**Exercise description:** Where a line contains the word "marker", copy that line.

**Records for this exercise:**
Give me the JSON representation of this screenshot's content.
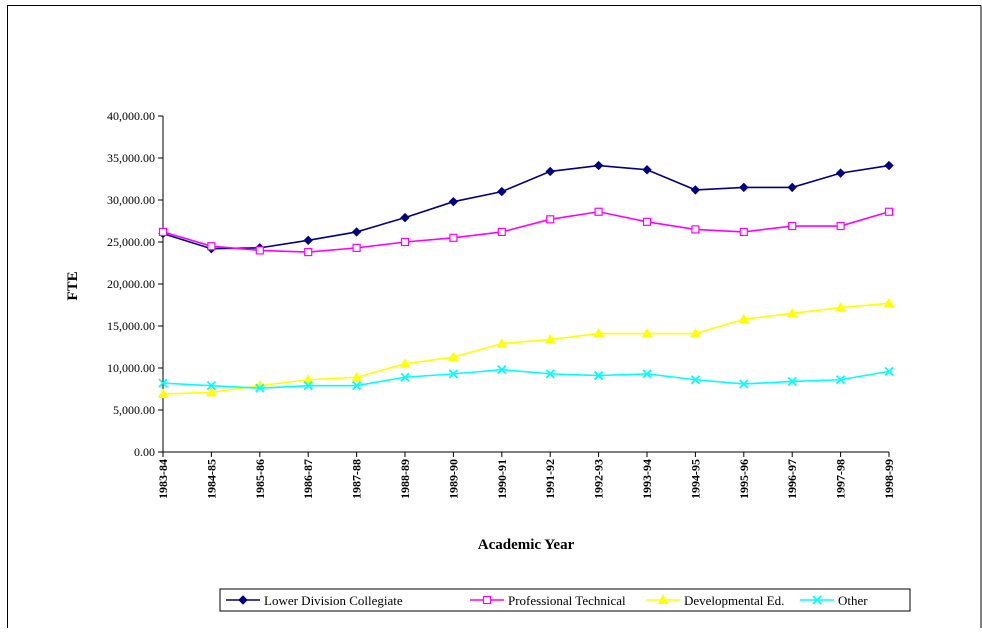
{
  "chart_data": {
    "type": "line",
    "title": "",
    "xlabel": "Academic Year",
    "ylabel": "FTE",
    "ylim": [
      0,
      40000
    ],
    "y_ticks": [
      "0.00",
      "5,000.00",
      "10,000.00",
      "15,000.00",
      "20,000.00",
      "25,000.00",
      "30,000.00",
      "35,000.00",
      "40,000.00"
    ],
    "y_tick_values": [
      0,
      5000,
      10000,
      15000,
      20000,
      25000,
      30000,
      35000,
      40000
    ],
    "categories": [
      "1983-84",
      "1984-85",
      "1985-86",
      "1986-87",
      "1987-88",
      "1988-89",
      "1989-90",
      "1990-91",
      "1991-92",
      "1992-93",
      "1993-94",
      "1994-95",
      "1995-96",
      "1996-97",
      "1997-98",
      "1998-99"
    ],
    "grid": false,
    "legend_position": "bottom",
    "series": [
      {
        "name": "Lower Division Collegiate",
        "color": "#000080",
        "marker": "diamond",
        "values": [
          26000,
          24200,
          24300,
          25200,
          26200,
          27900,
          29800,
          31000,
          33400,
          34100,
          33600,
          31200,
          31500,
          31500,
          33200,
          34100
        ]
      },
      {
        "name": "Professional Technical",
        "color": "#FF00FF",
        "marker": "square",
        "values": [
          26200,
          24500,
          24000,
          23800,
          24300,
          25000,
          25500,
          26200,
          27700,
          28600,
          27400,
          26500,
          26200,
          26900,
          26900,
          28600
        ]
      },
      {
        "name": "Developmental Ed.",
        "color": "#FFFF00",
        "marker": "triangle",
        "values": [
          6900,
          7100,
          7900,
          8600,
          8900,
          10500,
          11300,
          12900,
          13400,
          14100,
          14100,
          14100,
          15800,
          16500,
          17200,
          17700
        ]
      },
      {
        "name": "Other",
        "color": "#00FFFF",
        "marker": "x",
        "values": [
          8200,
          7900,
          7600,
          7900,
          7900,
          8900,
          9300,
          9800,
          9300,
          9100,
          9300,
          8600,
          8100,
          8400,
          8600,
          9600
        ]
      }
    ]
  }
}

**Result of the task:**
        "marker": "diamond",
        "marker": "square",
        "marker": "triangle",
        "marker": "x",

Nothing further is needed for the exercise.